Problem statement: Please turn every line of the material below into a Markdown table with the columns Row and Line, numbering the rows and skipping blank lines. Leave the pictures out of your table.

Start Rows

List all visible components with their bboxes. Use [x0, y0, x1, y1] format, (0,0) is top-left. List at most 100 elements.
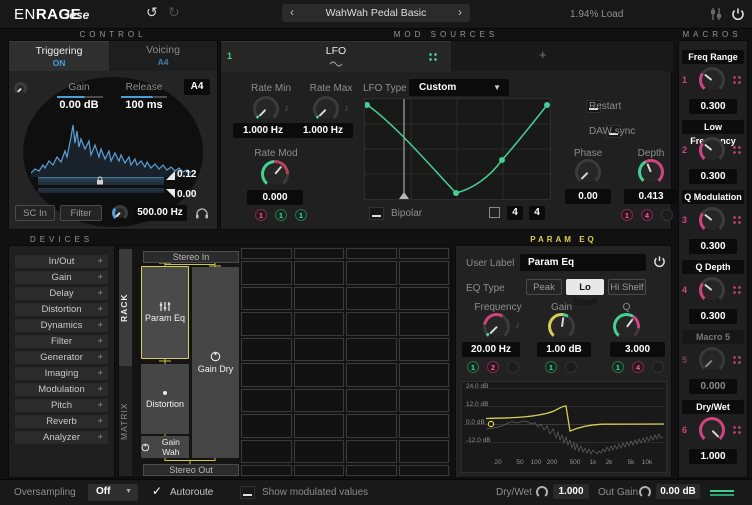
macro-label[interactable]: Q Depth [682, 260, 744, 274]
bipolar-checkbox[interactable] [369, 207, 384, 220]
add-device-button[interactable]: + [97, 351, 103, 364]
add-device-button[interactable]: + [97, 319, 103, 332]
preset-next-button[interactable]: › [458, 5, 462, 19]
device-category[interactable]: Distortion + [15, 303, 108, 316]
control-trim-knob[interactable] [14, 82, 27, 95]
phase-knob[interactable] [575, 159, 601, 185]
headphones-icon[interactable] [195, 207, 209, 219]
matrix-cell[interactable] [399, 261, 450, 285]
redo-button[interactable]: ↻ [168, 4, 180, 21]
rack-node-param-eq[interactable]: Param Eq [141, 266, 189, 359]
gain-value[interactable]: 0.00 dB [49, 99, 109, 111]
matrix-cell[interactable] [346, 363, 397, 387]
stereo-in-node[interactable]: Stereo In [143, 251, 239, 263]
eq-gain-knob[interactable] [548, 313, 575, 340]
sc-in-button[interactable]: SC In [15, 205, 55, 221]
rate-min-value[interactable]: 1.000 Hz [233, 123, 293, 138]
matrix-cell[interactable] [294, 261, 345, 285]
q-knob[interactable] [613, 313, 640, 340]
matrix-cell[interactable] [399, 312, 450, 336]
mod-slot-badge[interactable] [507, 361, 519, 373]
add-device-button[interactable]: + [97, 335, 103, 348]
eq-node-handle[interactable] [488, 421, 493, 426]
snap-x-value[interactable]: 4 [507, 206, 523, 220]
frequency-value[interactable]: 20.00 Hz [462, 342, 520, 357]
macro-value[interactable]: 0.300 [689, 309, 737, 324]
add-device-button[interactable]: + [97, 431, 103, 444]
eq-type-hi-shelf-button[interactable]: Hi Shelf [608, 279, 646, 295]
threshold-low-marker[interactable] [166, 189, 175, 198]
mod-assign-handle-icon[interactable] [428, 52, 438, 62]
matrix-cell[interactable] [346, 440, 397, 464]
matrix-cell[interactable] [294, 312, 345, 336]
rate-min-sync-note-icon[interactable]: ♪ [284, 103, 289, 114]
add-device-button[interactable]: + [97, 287, 103, 300]
matrix-cell[interactable] [241, 338, 292, 362]
matrix-cell[interactable] [399, 338, 450, 362]
macro-value[interactable]: 0.000 [689, 379, 737, 394]
frequency-knob[interactable] [483, 313, 510, 340]
preset-name[interactable]: WahWah Pedal Basic [282, 7, 470, 19]
matrix-cell[interactable] [241, 261, 292, 285]
power-icon[interactable] [731, 7, 745, 21]
mod-assign-handle-icon[interactable] [732, 75, 742, 85]
filter-freq-value[interactable]: 500.00 Hz [133, 205, 187, 221]
macro-knob[interactable] [699, 347, 725, 373]
matrix-cell[interactable] [399, 248, 450, 259]
matrix-cell[interactable] [399, 465, 450, 476]
tab-triggering[interactable]: Triggering ON [9, 41, 109, 71]
mod-slot-badge[interactable] [652, 361, 664, 373]
depth-knob[interactable] [638, 159, 664, 185]
matrix-cell[interactable] [241, 440, 292, 464]
matrix-cell[interactable] [399, 389, 450, 413]
rate-min-knob[interactable] [253, 96, 279, 122]
macro-knob[interactable] [699, 67, 725, 93]
show-modulated-checkbox[interactable] [240, 486, 255, 499]
mod-slot-badge[interactable]: 4 [641, 209, 653, 221]
matrix-cell[interactable] [241, 363, 292, 387]
dry-wet-value[interactable]: 1.000 [553, 484, 589, 499]
macro-label[interactable]: Macro 5 [682, 330, 744, 344]
lfo-curve-editor[interactable] [364, 98, 551, 200]
macro-label[interactable]: Dry/Wet [682, 400, 744, 414]
mod-slot-badge[interactable]: 4 [632, 361, 644, 373]
matrix-cell[interactable] [346, 261, 397, 285]
settings-sliders-icon[interactable] [708, 7, 724, 21]
rack-node-gain-dry[interactable]: Gain Dry [192, 267, 239, 458]
macro-knob[interactable] [699, 137, 725, 163]
macro-value[interactable]: 0.300 [689, 99, 737, 114]
frequency-sync-note-icon[interactable]: ♪ [515, 320, 520, 331]
add-device-button[interactable]: + [97, 415, 103, 428]
rate-max-knob[interactable] [313, 96, 339, 122]
device-category[interactable]: Gain + [15, 271, 108, 284]
tab-voicing[interactable]: Voicing A4 [109, 41, 217, 71]
snap-y-value[interactable]: 4 [529, 206, 545, 220]
tab-lfo[interactable]: 1 LFO [221, 41, 451, 72]
oversampling-dropdown[interactable]: Off ▼ [88, 484, 138, 501]
threshold-slider-low[interactable] [38, 188, 164, 193]
user-label-input[interactable]: Param Eq [520, 254, 646, 271]
matrix-cell[interactable] [399, 363, 450, 387]
release-value[interactable]: 100 ms [114, 99, 174, 111]
macro-label[interactable]: Q Modulation [682, 190, 744, 204]
autoroute-checkbox[interactable]: ✓ [152, 484, 162, 498]
filter-button[interactable]: Filter [60, 205, 102, 221]
macro-value[interactable]: 1.000 [689, 449, 737, 464]
device-category[interactable]: Filter + [15, 335, 108, 348]
macro-knob[interactable] [699, 207, 725, 233]
matrix-cell[interactable] [294, 465, 345, 476]
phase-value[interactable]: 0.00 [565, 189, 611, 204]
matrix-cell[interactable] [241, 465, 292, 476]
eq-graph[interactable]: 24.0 dB12.0 dB0.0 dB-12.0 dB 20501002005… [461, 381, 667, 473]
mod-slot-badge[interactable]: 1 [255, 209, 267, 221]
matrix-cell[interactable] [294, 440, 345, 464]
matrix-cell[interactable] [294, 287, 345, 311]
q-value[interactable]: 3.000 [610, 342, 665, 357]
matrix-cell[interactable] [241, 312, 292, 336]
rate-mod-value[interactable]: 0.000 [247, 190, 303, 205]
matrix-cell[interactable] [346, 287, 397, 311]
mod-slot-badge[interactable]: 1 [467, 361, 479, 373]
mod-assign-handle-icon[interactable] [732, 425, 742, 435]
matrix-cell[interactable] [346, 389, 397, 413]
add-device-button[interactable]: + [97, 303, 103, 316]
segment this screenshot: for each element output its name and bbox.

End Rows

The reply:
| Row | Line |
|---|---|
| 1 | List all visible components with their bboxes. Use [x0, y0, x1, y1] format, (0,0) is top-left. List at most 100 elements. |
| 2 | macro-label[interactable]: Q Depth [682, 260, 744, 274] |
| 3 | bipolar-checkbox[interactable] [369, 207, 384, 220] |
| 4 | add-device-button[interactable]: + [97, 351, 103, 364] |
| 5 | add-device-button[interactable]: + [97, 319, 103, 332] |
| 6 | preset-next-button[interactable]: › [458, 5, 462, 19] |
| 7 | device-category[interactable]: Distortion + [15, 303, 108, 316] |
| 8 | control-trim-knob[interactable] [14, 82, 27, 95] |
| 9 | phase-knob[interactable] [575, 159, 601, 185] |
| 10 | headphones-icon[interactable] [195, 207, 209, 219] |
| 11 | matrix-cell[interactable] [399, 261, 450, 285] |
| 12 | redo-button[interactable]: ↻ [168, 4, 180, 21] |
| 13 | rack-node-param-eq[interactable]: Param Eq [141, 266, 189, 359] |
| 14 | gain-value[interactable]: 0.00 dB [49, 99, 109, 111] |
| 15 | matrix-cell[interactable] [346, 363, 397, 387] |
| 16 | stereo-in-node[interactable]: Stereo In [143, 251, 239, 263] |
| 17 | eq-gain-knob[interactable] [548, 313, 575, 340] |
| 18 | sc-in-button[interactable]: SC In [15, 205, 55, 221] |
| 19 | rate-min-value[interactable]: 1.000 Hz [233, 123, 293, 138] |
| 20 | matrix-cell[interactable] [294, 261, 345, 285] |
| 21 | q-knob[interactable] [613, 313, 640, 340] |
| 22 | matrix-cell[interactable] [399, 312, 450, 336] |
| 23 | mod-slot-badge[interactable] [507, 361, 519, 373] |
| 24 | add-device-button[interactable]: + [97, 335, 103, 348] |
| 25 | eq-node-handle[interactable] [488, 421, 493, 426] |
| 26 | snap-x-value[interactable]: 4 [507, 206, 523, 220] |
| 27 | frequency-value[interactable]: 20.00 Hz [462, 342, 520, 357] |
| 28 | macro-value[interactable]: 0.300 [689, 309, 737, 324] |
| 29 | add-device-button[interactable]: + [97, 431, 103, 444] |
| 30 | eq-type-hi-shelf-button[interactable]: Hi Shelf [608, 279, 646, 295] |
| 31 | threshold-low-marker[interactable] [166, 189, 175, 198] |
| 32 | mod-assign-handle-icon[interactable] [428, 52, 438, 62] |
| 33 | matrix-cell[interactable] [346, 440, 397, 464] |
| 34 | matrix-cell[interactable] [294, 312, 345, 336] |
| 35 | rate-min-sync-note-icon[interactable]: ♪ [284, 103, 289, 114] |
| 36 | add-device-button[interactable]: + [97, 287, 103, 300] |
| 37 | matrix-cell[interactable] [241, 338, 292, 362] |
| 38 | matrix-cell[interactable] [399, 338, 450, 362] |
| 39 | macro-value[interactable]: 0.000 [689, 379, 737, 394] |
| 40 | frequency-knob[interactable] [483, 313, 510, 340] |
| 41 | preset-name[interactable]: WahWah Pedal Basic [282, 7, 470, 19] |
| 42 | matrix-cell[interactable] [241, 261, 292, 285] |
| 43 | power-icon[interactable] [731, 7, 745, 21] |
| 44 | mod-assign-handle-icon[interactable] [732, 75, 742, 85] |
| 45 | filter-freq-value[interactable]: 500.00 Hz [133, 205, 187, 221] |
| 46 | macro-knob[interactable] [699, 347, 725, 373] |
| 47 | matrix-cell[interactable] [399, 248, 450, 259] |
| 48 | matrix-cell[interactable] [399, 465, 450, 476] |
| 49 | tab-triggering[interactable]: Triggering ON [9, 41, 109, 71] |
| 50 | mod-slot-badge[interactable] [652, 361, 664, 373] |
| 51 | depth-knob[interactable] [638, 159, 664, 185] |
| 52 | matrix-cell[interactable] [241, 440, 292, 464] |
| 53 | matrix-cell[interactable] [399, 389, 450, 413] |
| 54 | rate-min-knob[interactable] [253, 96, 279, 122] |
| 55 | macro-knob[interactable] [699, 67, 725, 93] |
| 56 | show-modulated-checkbox[interactable] [240, 486, 255, 499] |
| 57 | mod-slot-badge[interactable]: 4 [641, 209, 653, 221] |
| 58 | matrix-cell[interactable] [241, 363, 292, 387] |
| 59 | dry-wet-value[interactable]: 1.000 [553, 484, 589, 499] |
| 60 | macro-label[interactable]: Macro 5 [682, 330, 744, 344] |
| 61 | lfo-curve-editor[interactable] [364, 98, 551, 200] |
| 62 | macro-label[interactable]: Dry/Wet [682, 400, 744, 414] |
| 63 | mod-slot-badge[interactable]: 4 [632, 361, 644, 373] |
| 64 | matrix-cell[interactable] [346, 261, 397, 285] |
| 65 | settings-sliders-icon[interactable] [708, 7, 724, 21] |
| 66 | rack-node-gain-dry[interactable]: Gain Dry [192, 267, 239, 458] |
| 67 | macro-knob[interactable] [699, 137, 725, 163] |
| 68 | macro-value[interactable]: 0.300 [689, 99, 737, 114] |
| 69 | frequency-sync-note-icon[interactable]: ♪ [515, 320, 520, 331] |
| 70 | add-device-button[interactable]: + [97, 415, 103, 428] |
| 71 | rate-max-knob[interactable] [313, 96, 339, 122] |
| 72 | device-category[interactable]: Gain + [15, 271, 108, 284] |
| 73 | tab-voicing[interactable]: Voicing A4 [109, 41, 217, 71] |
| 74 | snap-y-value[interactable]: 4 [529, 206, 545, 220] |
| 75 | tab-lfo[interactable]: 1 LFO [221, 41, 451, 72] |
| 76 | oversampling-dropdown[interactable]: Off ▼ [88, 484, 138, 501] |
| 77 | threshold-slider-low[interactable] [38, 188, 164, 193] |
| 78 | user-label-input[interactable]: Param Eq [520, 254, 646, 271] |
| 79 | matrix-cell[interactable] [399, 363, 450, 387] |
| 80 | release-value[interactable]: 100 ms [114, 99, 174, 111] |
| 81 | macro-label[interactable]: Q Modulation [682, 190, 744, 204] |
| 82 | autoroute-checkbox[interactable]: ✓ [152, 484, 162, 498] |
| 83 | filter-button[interactable]: Filter [60, 205, 102, 221] |
| 84 | macro-value[interactable]: 1.000 [689, 449, 737, 464] |
| 85 | device-category[interactable]: Filter + [15, 335, 108, 348] |
| 86 | macro-knob[interactable] [699, 207, 725, 233] |
| 87 | matrix-cell[interactable] [294, 465, 345, 476] |
| 88 | phase-value[interactable]: 0.00 [565, 189, 611, 204] |
| 89 | matrix-cell[interactable] [241, 465, 292, 476] |
| 90 | eq-graph[interactable]: 24.0 dB12.0 dB0.0 dB-12.0 dB 20501002005… [461, 381, 667, 473] |
| 91 | mod-slot-badge[interactable]: 1 [255, 209, 267, 221] |
| 92 | matrix-cell[interactable] [294, 440, 345, 464] |
| 93 | matrix-cell[interactable] [294, 287, 345, 311] |
| 94 | q-value[interactable]: 3.000 [610, 342, 665, 357] |
| 95 | matrix-cell[interactable] [241, 312, 292, 336] |
| 96 | rate-mod-value[interactable]: 0.000 [247, 190, 303, 205] |
| 97 | matrix-cell[interactable] [346, 287, 397, 311] |
| 98 | mod-slot-badge[interactable]: 1 [467, 361, 479, 373] |
| 99 | mod-assign-handle-icon[interactable] [732, 425, 742, 435] |
| 100 | matrix-cell[interactable] [346, 389, 397, 413] |
| 101 | add-device-button[interactable]: + [97, 303, 103, 316] |
| 102 | segment this screenshot: for each element output its name and bbox. |